WHAT THIS TASK INVOLVES: Count how many lines include "aber" and answer with that number only.

╭─ DATA RECORDS

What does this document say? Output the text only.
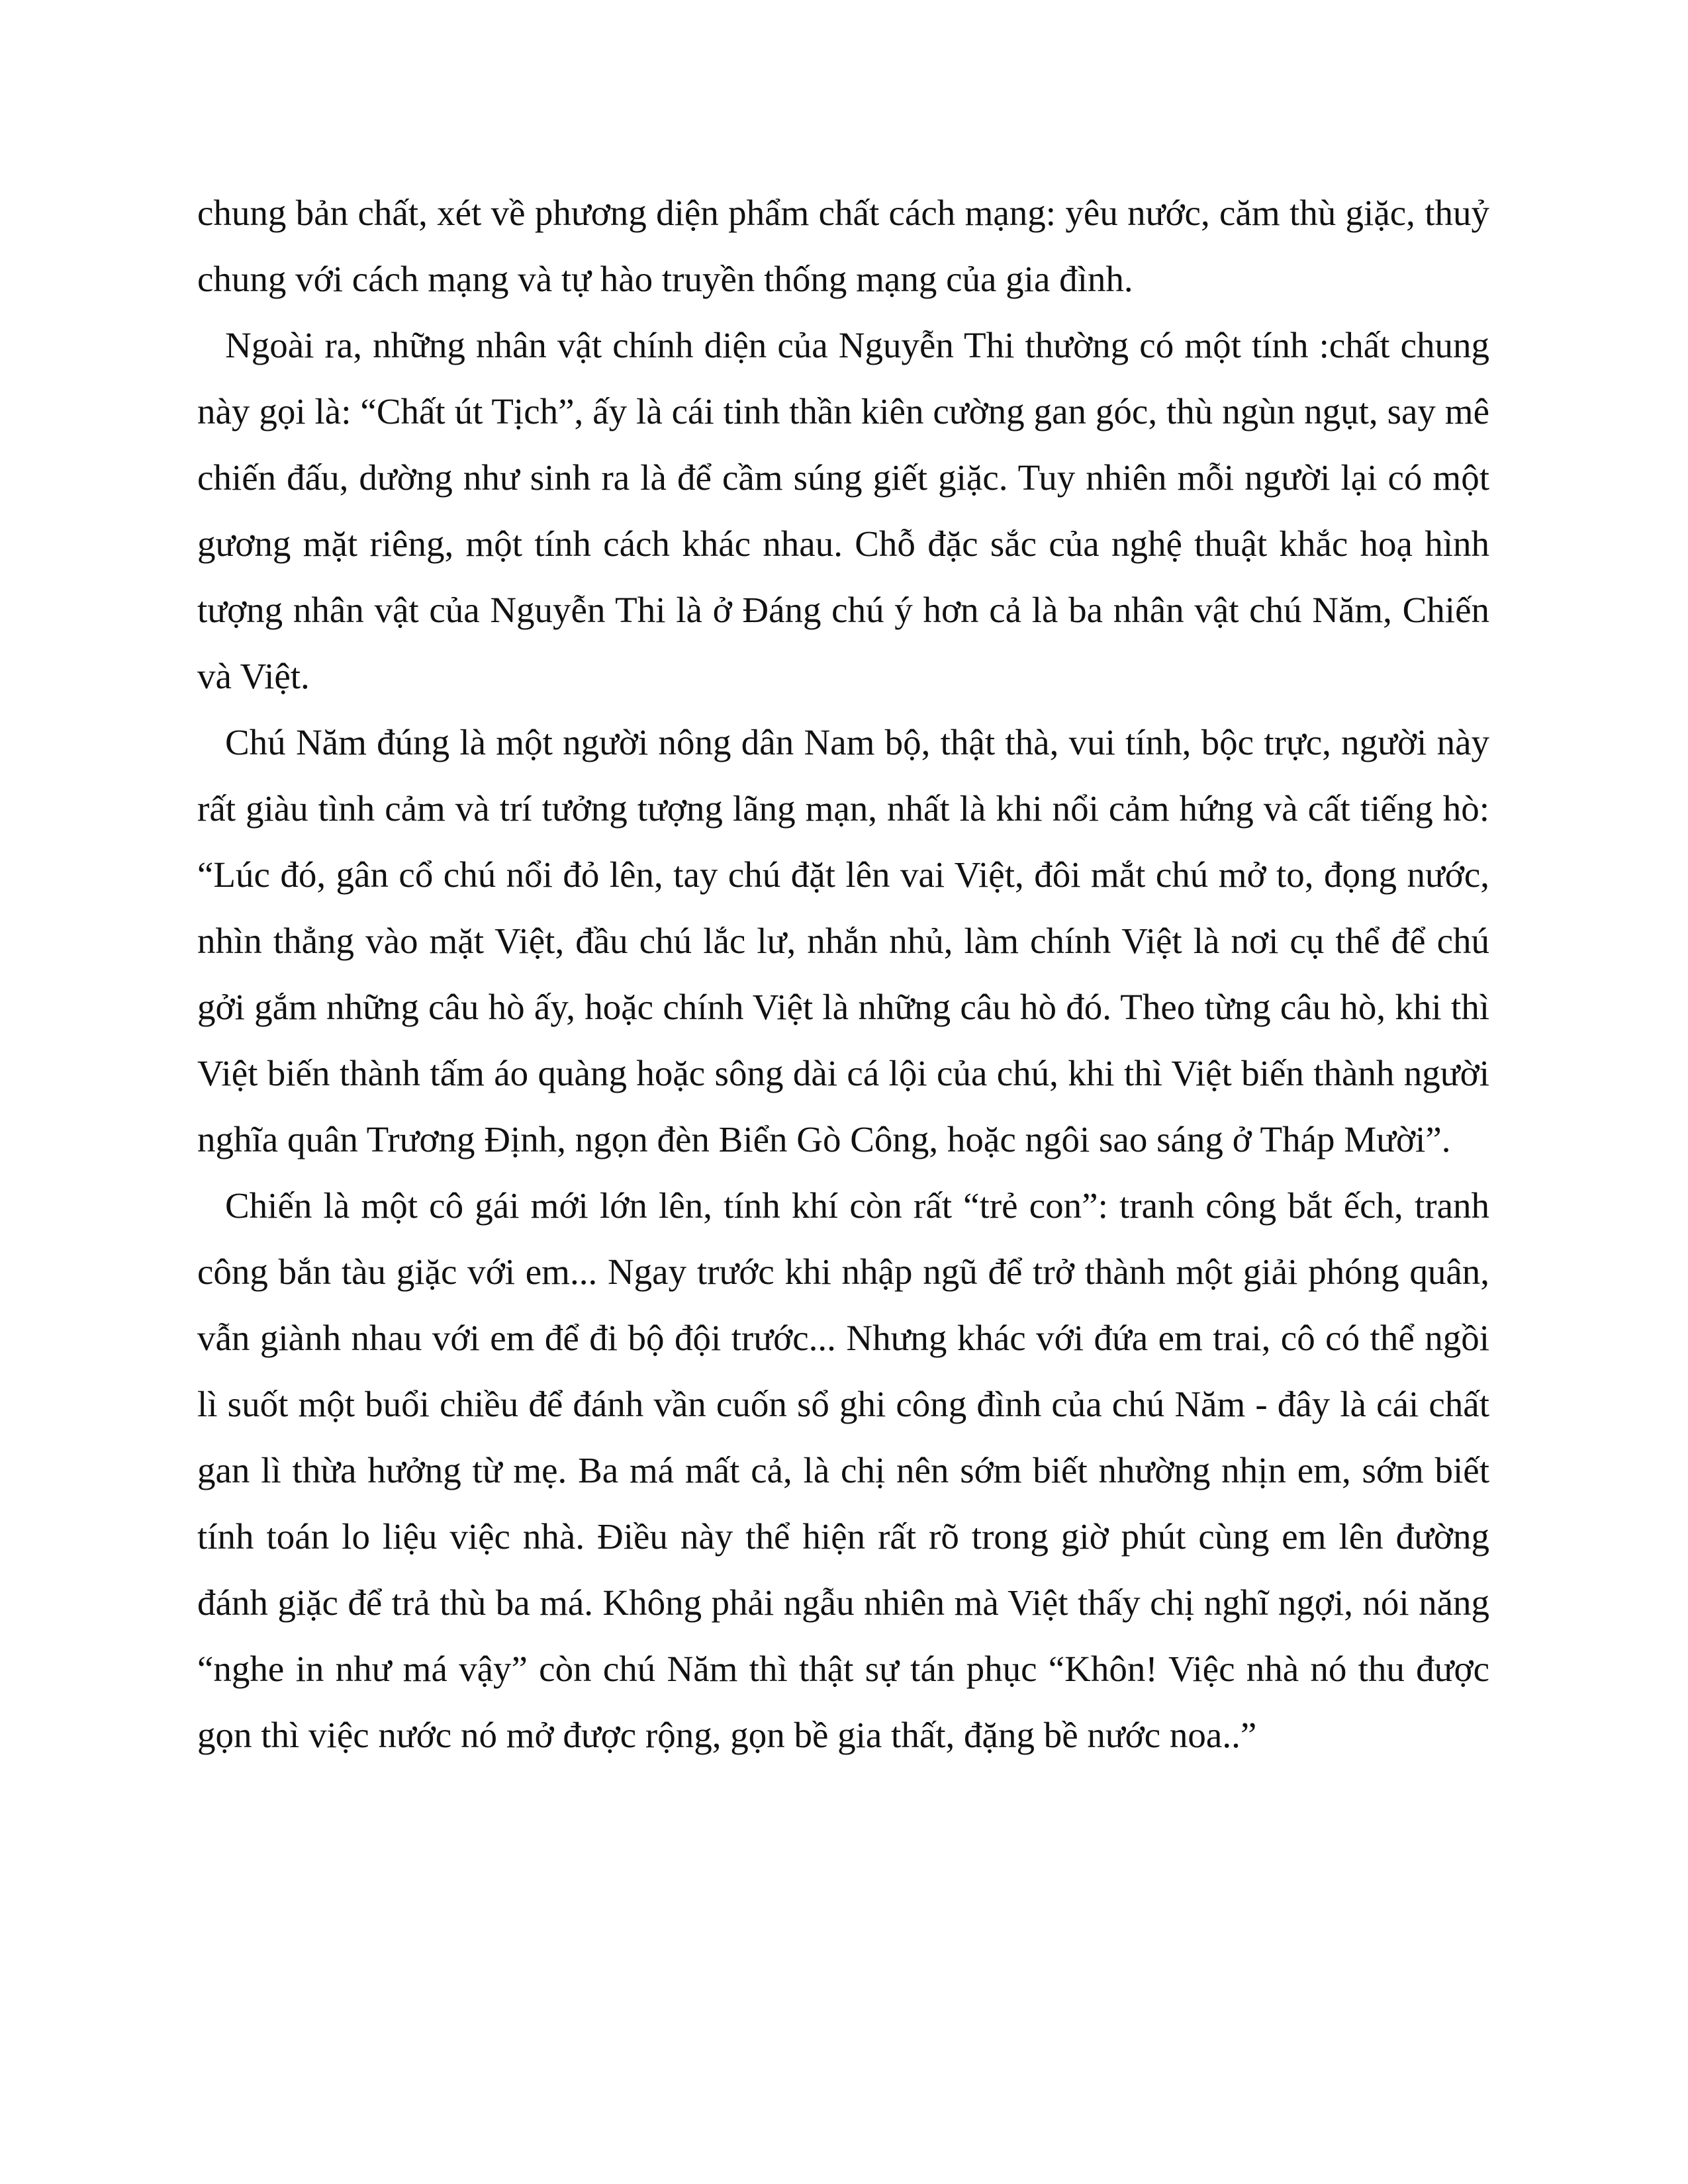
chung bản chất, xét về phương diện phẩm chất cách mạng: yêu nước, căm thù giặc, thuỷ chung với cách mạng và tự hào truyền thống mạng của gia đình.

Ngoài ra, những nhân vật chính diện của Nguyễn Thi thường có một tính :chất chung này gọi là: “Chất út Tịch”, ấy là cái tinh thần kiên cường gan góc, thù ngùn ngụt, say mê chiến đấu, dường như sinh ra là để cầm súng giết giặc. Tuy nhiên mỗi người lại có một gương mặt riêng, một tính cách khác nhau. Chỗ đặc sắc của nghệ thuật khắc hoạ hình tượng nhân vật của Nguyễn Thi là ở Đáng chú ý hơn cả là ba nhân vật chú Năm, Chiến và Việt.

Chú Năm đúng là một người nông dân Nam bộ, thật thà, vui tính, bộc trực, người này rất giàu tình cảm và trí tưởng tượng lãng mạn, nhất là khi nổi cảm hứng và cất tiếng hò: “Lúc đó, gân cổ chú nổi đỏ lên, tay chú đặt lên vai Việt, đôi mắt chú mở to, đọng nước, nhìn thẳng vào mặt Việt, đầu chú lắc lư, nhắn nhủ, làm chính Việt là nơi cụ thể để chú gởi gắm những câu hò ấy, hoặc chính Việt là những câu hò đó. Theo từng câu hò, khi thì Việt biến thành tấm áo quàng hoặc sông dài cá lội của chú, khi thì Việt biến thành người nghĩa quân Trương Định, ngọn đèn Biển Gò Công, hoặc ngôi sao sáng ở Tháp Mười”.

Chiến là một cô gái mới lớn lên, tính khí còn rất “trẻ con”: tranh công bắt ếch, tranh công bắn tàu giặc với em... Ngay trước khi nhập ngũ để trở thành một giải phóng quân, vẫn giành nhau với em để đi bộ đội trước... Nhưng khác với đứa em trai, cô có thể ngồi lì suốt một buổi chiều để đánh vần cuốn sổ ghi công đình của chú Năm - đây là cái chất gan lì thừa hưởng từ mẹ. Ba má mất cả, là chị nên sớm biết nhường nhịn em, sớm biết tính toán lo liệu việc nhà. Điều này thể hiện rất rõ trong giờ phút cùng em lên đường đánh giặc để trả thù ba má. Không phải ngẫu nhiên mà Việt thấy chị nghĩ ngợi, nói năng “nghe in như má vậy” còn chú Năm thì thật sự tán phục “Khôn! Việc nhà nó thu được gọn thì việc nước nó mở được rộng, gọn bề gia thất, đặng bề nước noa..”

╰─
╭─ DATA RECORDS

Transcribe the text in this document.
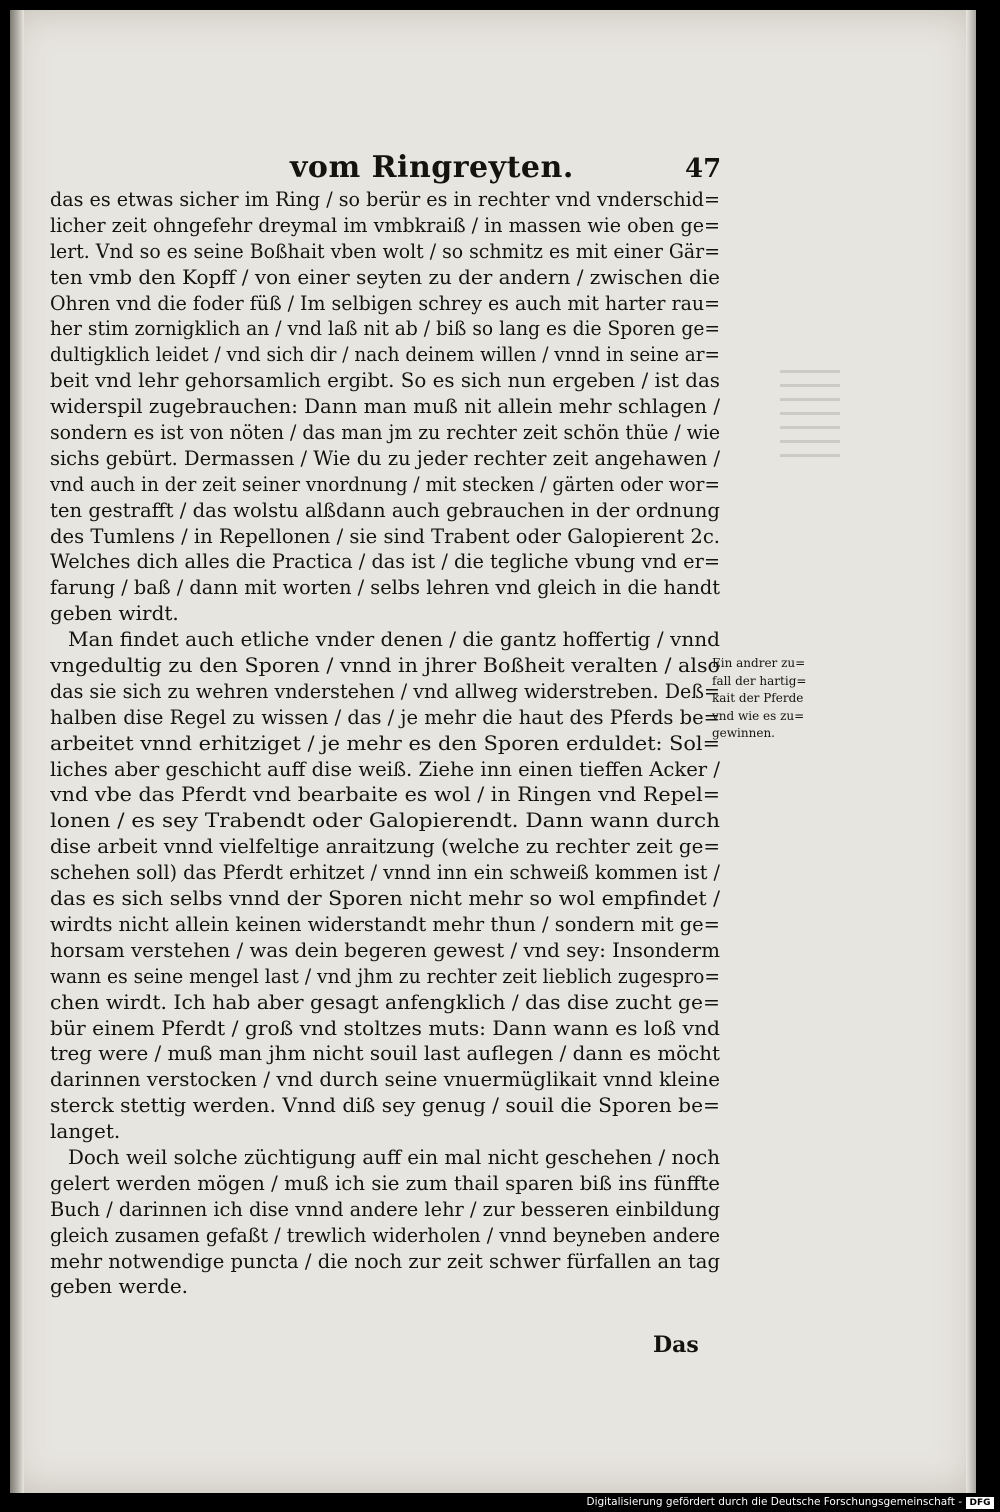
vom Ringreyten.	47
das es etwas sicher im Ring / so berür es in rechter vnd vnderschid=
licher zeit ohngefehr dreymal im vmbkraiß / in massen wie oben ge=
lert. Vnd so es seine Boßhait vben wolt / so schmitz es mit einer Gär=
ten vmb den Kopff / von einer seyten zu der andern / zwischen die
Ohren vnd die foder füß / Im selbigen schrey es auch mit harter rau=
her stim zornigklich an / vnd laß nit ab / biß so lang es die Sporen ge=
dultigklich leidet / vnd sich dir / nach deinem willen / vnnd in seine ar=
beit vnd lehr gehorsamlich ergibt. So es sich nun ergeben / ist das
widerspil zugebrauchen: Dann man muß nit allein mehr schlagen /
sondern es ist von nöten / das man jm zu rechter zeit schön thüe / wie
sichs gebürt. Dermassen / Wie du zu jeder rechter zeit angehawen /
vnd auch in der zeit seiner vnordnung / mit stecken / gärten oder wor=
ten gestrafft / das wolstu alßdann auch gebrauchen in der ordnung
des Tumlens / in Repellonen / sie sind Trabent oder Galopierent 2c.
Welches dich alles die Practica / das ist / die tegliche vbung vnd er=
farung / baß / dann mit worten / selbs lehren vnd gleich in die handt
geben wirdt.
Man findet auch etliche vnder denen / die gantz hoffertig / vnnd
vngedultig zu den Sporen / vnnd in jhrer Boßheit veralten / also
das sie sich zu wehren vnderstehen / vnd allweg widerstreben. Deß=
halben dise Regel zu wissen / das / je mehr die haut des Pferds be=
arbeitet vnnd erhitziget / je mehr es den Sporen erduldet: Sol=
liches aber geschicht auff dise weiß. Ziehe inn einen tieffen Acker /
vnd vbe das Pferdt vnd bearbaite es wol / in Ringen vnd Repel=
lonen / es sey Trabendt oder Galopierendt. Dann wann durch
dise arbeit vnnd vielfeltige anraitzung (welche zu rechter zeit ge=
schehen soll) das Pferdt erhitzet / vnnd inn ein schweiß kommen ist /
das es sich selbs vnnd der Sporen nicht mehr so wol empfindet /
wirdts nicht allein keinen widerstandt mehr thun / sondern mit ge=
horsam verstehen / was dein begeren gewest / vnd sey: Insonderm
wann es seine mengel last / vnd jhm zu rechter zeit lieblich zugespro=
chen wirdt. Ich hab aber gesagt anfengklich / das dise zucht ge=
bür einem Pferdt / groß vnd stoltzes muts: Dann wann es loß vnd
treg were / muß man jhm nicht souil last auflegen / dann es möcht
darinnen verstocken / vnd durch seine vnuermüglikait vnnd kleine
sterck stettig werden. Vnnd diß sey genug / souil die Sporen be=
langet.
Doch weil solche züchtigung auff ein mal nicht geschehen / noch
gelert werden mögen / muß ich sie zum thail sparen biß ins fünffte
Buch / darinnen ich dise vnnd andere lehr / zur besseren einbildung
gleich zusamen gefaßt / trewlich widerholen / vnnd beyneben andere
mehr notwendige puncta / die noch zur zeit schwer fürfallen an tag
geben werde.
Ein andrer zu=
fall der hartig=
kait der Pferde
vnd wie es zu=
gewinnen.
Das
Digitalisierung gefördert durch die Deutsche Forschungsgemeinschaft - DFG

╰─

TASK RESPONSE: 2